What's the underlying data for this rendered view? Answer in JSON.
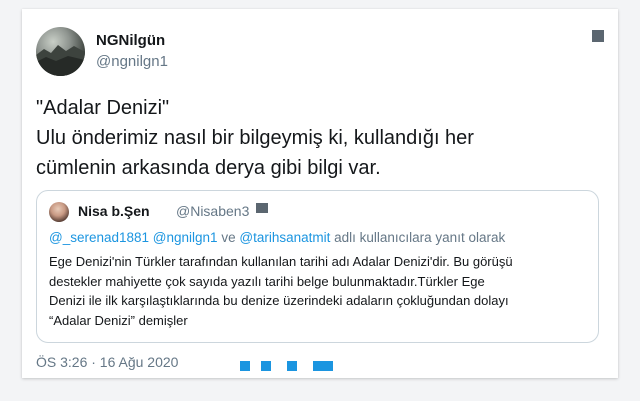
{
  "tweet": {
    "author": {
      "display_name": "NGNilgün",
      "handle": "@ngnilgn1"
    },
    "text_lines": [
      "\"Adalar Denizi\"",
      "Ulu önderimiz nasıl bir bilgeymiş ki, kullandığı her",
      "cümlenin arkasında derya gibi bilgi var."
    ],
    "timestamp": "ÖS 3:26 · 16 Ağu 2020",
    "icons": {
      "more": "more-options-icon",
      "actions": [
        "reply-icon",
        "retweet-icon",
        "like-icon",
        "share-icon"
      ]
    }
  },
  "quote": {
    "author": {
      "display_name": "Nisa b.Şen",
      "handle": "@Nisaben3"
    },
    "reply_context": {
      "mention1": "@_serenad1881",
      "mention2": "@ngnilgn1",
      "connector": "ve",
      "mention3": "@tarihsanatmit",
      "suffix": "adlı kullanıcılara yanıt olarak"
    },
    "text_lines": [
      "Ege Denizi'nin Türkler tarafından kullanılan tarihi adı Adalar Denizi'dir. Bu görüşü",
      "destekler mahiyette çok sayıda yazılı tarihi belge bulunmaktadır.Türkler  Ege",
      "Denizi ile ilk karşılaştıklarında bu denize üzerindeki adaların çokluğundan dolayı",
      "“Adalar Denizi” demişler"
    ]
  },
  "colors": {
    "link_blue": "#1b95e0",
    "muted_gray": "#657786",
    "text": "#14171a",
    "border": "#ccd6dd"
  }
}
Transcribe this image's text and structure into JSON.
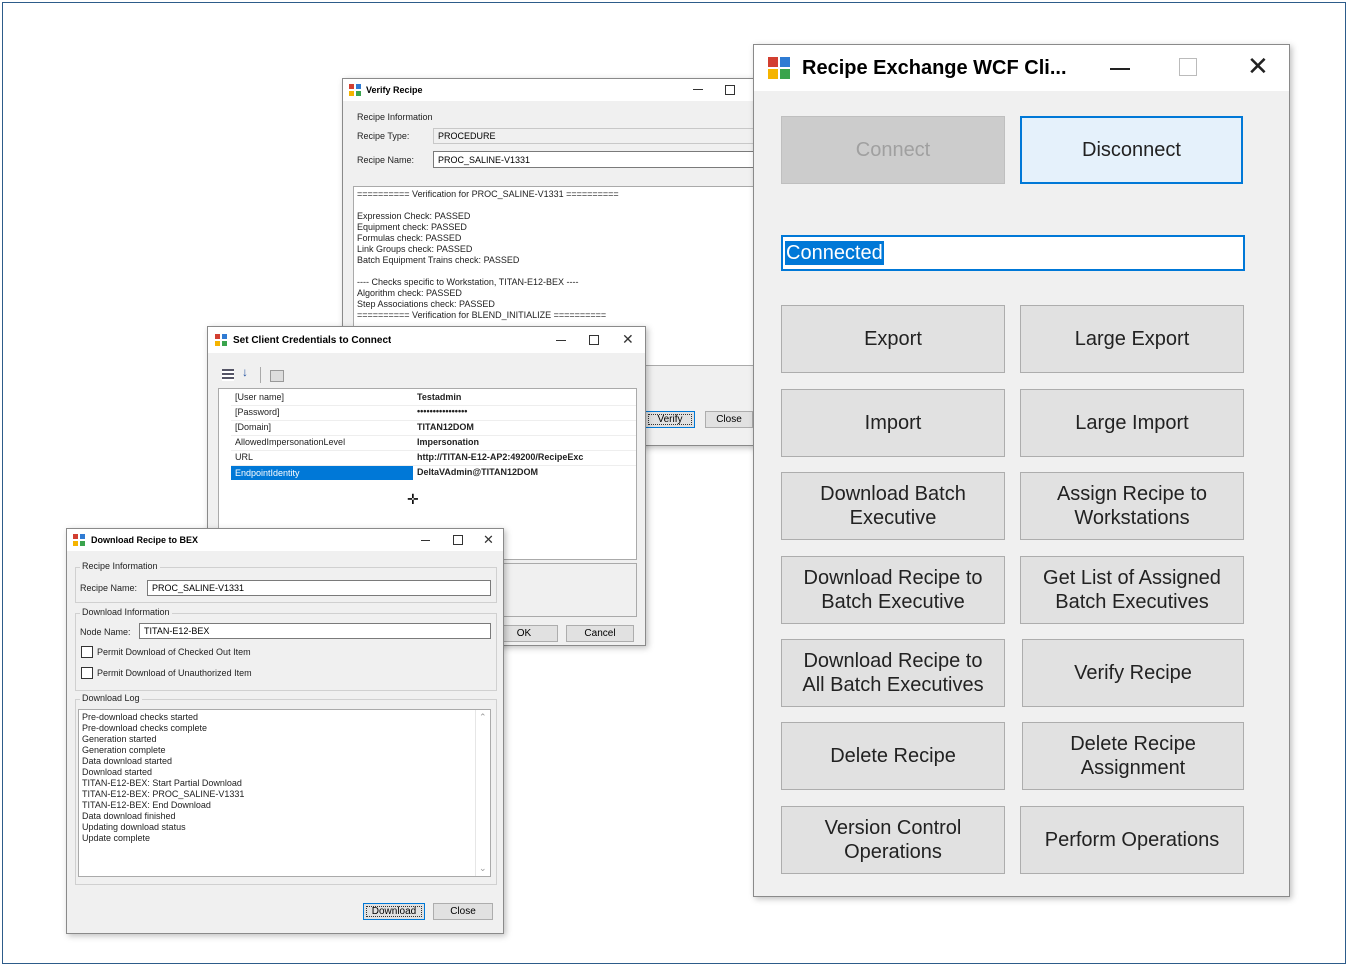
{
  "verify": {
    "title": "Verify Recipe",
    "recipe_info": "Recipe Information",
    "type_label": "Recipe Type:",
    "type_value": "PROCEDURE",
    "name_label": "Recipe Name:",
    "name_value": "PROC_SALINE-V1331",
    "log": "========== Verification for PROC_SALINE-V1331 ==========\n\nExpression Check: PASSED\nEquipment check: PASSED\nFormulas check: PASSED\nLink Groups check: PASSED\nBatch Equipment Trains check: PASSED\n\n---- Checks specific to Workstation, TITAN-E12-BEX ----\nAlgorithm check: PASSED\nStep Associations check: PASSED\n========== Verification for BLEND_INITIALIZE ==========",
    "verify_btn": "Verify",
    "close_btn": "Close"
  },
  "credentials": {
    "title": "Set Client Credentials to Connect",
    "props": [
      {
        "name": "[User name]",
        "value": "Testadmin"
      },
      {
        "name": "[Password]",
        "value": "••••••••••••••••"
      },
      {
        "name": "[Domain]",
        "value": "TITAN12DOM"
      },
      {
        "name": "AllowedImpersonationLevel",
        "value": "Impersonation"
      },
      {
        "name": "URL",
        "value": "http://TITAN-E12-AP2:49200/RecipeExc"
      },
      {
        "name": "EndpointIdentity",
        "value": "DeltaVAdmin@TITAN12DOM"
      }
    ],
    "ok_btn": "OK",
    "cancel_btn": "Cancel"
  },
  "download": {
    "title": "Download Recipe to BEX",
    "recipe_info": "Recipe Information",
    "name_label": "Recipe Name:",
    "name_value": "PROC_SALINE-V1331",
    "download_info": "Download Information",
    "node_label": "Node Name:",
    "node_value": "TITAN-E12-BEX",
    "permit_checked_out": "Permit Download of Checked Out Item",
    "permit_unauthorized": "Permit Download of Unauthorized Item",
    "log_label": "Download Log",
    "log": "Pre-download checks started\nPre-download checks complete\nGeneration started\nGeneration complete\nData download started\nDownload started\nTITAN-E12-BEX: Start Partial Download\nTITAN-E12-BEX: PROC_SALINE-V1331\nTITAN-E12-BEX: End Download\nData download finished\nUpdating download status\nUpdate complete",
    "download_btn": "Download",
    "close_btn": "Close"
  },
  "main": {
    "title": "Recipe Exchange WCF Cli...",
    "connect_btn": "Connect",
    "disconnect_btn": "Disconnect",
    "status": "Connected",
    "buttons": [
      "Export",
      "Large Export",
      "Import",
      "Large Import",
      "Download Batch\nExecutive",
      "Assign Recipe to\nWorkstations",
      "Download Recipe to\nBatch Executive",
      "Get List of Assigned\nBatch Executives",
      "Download Recipe to\nAll Batch Executives",
      "Verify Recipe",
      "Delete Recipe",
      "Delete Recipe\nAssignment",
      "Version Control\nOperations",
      "Perform Operations"
    ]
  },
  "icons": {
    "minimize": "minimize-icon",
    "maximize": "maximize-icon",
    "close": "close-icon",
    "accent": "#0078d7",
    "selection": "#0078d7"
  }
}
#####
Task requirements — The records shown above are to be repeated exactly, with the pictures left out.

Solution for this problem —
What's the underlying data for this rendered view? Answer in JSON.
{
  "tweet": {
    "author": {
      "display_name": "NGNilgün",
      "handle": "@ngnilgn1"
    },
    "text_lines": [
      "\"Adalar Denizi\"",
      "Ulu önderimiz nasıl bir bilgeymiş ki, kullandığı her",
      "cümlenin arkasında derya gibi bilgi var."
    ],
    "timestamp": "ÖS 3:26 · 16 Ağu 2020",
    "icons": {
      "more": "more-options-icon",
      "actions": [
        "reply-icon",
        "retweet-icon",
        "like-icon",
        "share-icon"
      ]
    }
  },
  "quote": {
    "author": {
      "display_name": "Nisa b.Şen",
      "handle": "@Nisaben3"
    },
    "reply_context": {
      "mention1": "@_serenad1881",
      "mention2": "@ngnilgn1",
      "connector": "ve",
      "mention3": "@tarihsanatmit",
      "suffix": "adlı kullanıcılara yanıt olarak"
    },
    "text_lines": [
      "Ege Denizi'nin Türkler tarafından kullanılan tarihi adı Adalar Denizi'dir. Bu görüşü",
      "destekler mahiyette çok sayıda yazılı tarihi belge bulunmaktadır.Türkler  Ege",
      "Denizi ile ilk karşılaştıklarında bu denize üzerindeki adaların çokluğundan dolayı",
      "“Adalar Denizi” demişler"
    ]
  },
  "colors": {
    "link_blue": "#1b95e0",
    "muted_gray": "#657786",
    "text": "#14171a",
    "border": "#ccd6dd"
  }
}
Transcribe this image's text and structure into JSON.
{
  "verify": {
    "title": "Verify Recipe",
    "recipe_info": "Recipe Information",
    "type_label": "Recipe Type:",
    "type_value": "PROCEDURE",
    "name_label": "Recipe Name:",
    "name_value": "PROC_SALINE-V1331",
    "log": "========== Verification for PROC_SALINE-V1331 ==========\n\nExpression Check: PASSED\nEquipment check: PASSED\nFormulas check: PASSED\nLink Groups check: PASSED\nBatch Equipment Trains check: PASSED\n\n---- Checks specific to Workstation, TITAN-E12-BEX ----\nAlgorithm check: PASSED\nStep Associations check: PASSED\n========== Verification for BLEND_INITIALIZE ==========",
    "verify_btn": "Verify",
    "close_btn": "Close"
  },
  "credentials": {
    "title": "Set Client Credentials to Connect",
    "props": [
      {
        "name": "[User name]",
        "value": "Testadmin"
      },
      {
        "name": "[Password]",
        "value": "••••••••••••••••"
      },
      {
        "name": "[Domain]",
        "value": "TITAN12DOM"
      },
      {
        "name": "AllowedImpersonationLevel",
        "value": "Impersonation"
      },
      {
        "name": "URL",
        "value": "http://TITAN-E12-AP2:49200/RecipeExc"
      },
      {
        "name": "EndpointIdentity",
        "value": "DeltaVAdmin@TITAN12DOM"
      }
    ],
    "ok_btn": "OK",
    "cancel_btn": "Cancel"
  },
  "download": {
    "title": "Download Recipe to BEX",
    "recipe_info": "Recipe Information",
    "name_label": "Recipe Name:",
    "name_value": "PROC_SALINE-V1331",
    "download_info": "Download Information",
    "node_label": "Node Name:",
    "node_value": "TITAN-E12-BEX",
    "permit_checked_out": "Permit Download of Checked Out Item",
    "permit_unauthorized": "Permit Download of Unauthorized Item",
    "log_label": "Download Log",
    "log": "Pre-download checks started\nPre-download checks complete\nGeneration started\nGeneration complete\nData download started\nDownload started\nTITAN-E12-BEX: Start Partial Download\nTITAN-E12-BEX: PROC_SALINE-V1331\nTITAN-E12-BEX: End Download\nData download finished\nUpdating download status\nUpdate complete",
    "download_btn": "Download",
    "close_btn": "Close"
  },
  "main": {
    "title": "Recipe Exchange WCF Cli...",
    "connect_btn": "Connect",
    "disconnect_btn": "Disconnect",
    "status": "Connected",
    "buttons": [
      "Export",
      "Large Export",
      "Import",
      "Large Import",
      "Download Batch\nExecutive",
      "Assign Recipe to\nWorkstations",
      "Download Recipe to\nBatch Executive",
      "Get List of Assigned\nBatch Executives",
      "Download Recipe to\nAll Batch Executives",
      "Verify Recipe",
      "Delete Recipe",
      "Delete Recipe\nAssignment",
      "Version Control\nOperations",
      "Perform Operations"
    ]
  },
  "icons": {
    "minimize": "minimize-icon",
    "maximize": "maximize-icon",
    "close": "close-icon",
    "accent": "#0078d7",
    "selection": "#0078d7"
  }
}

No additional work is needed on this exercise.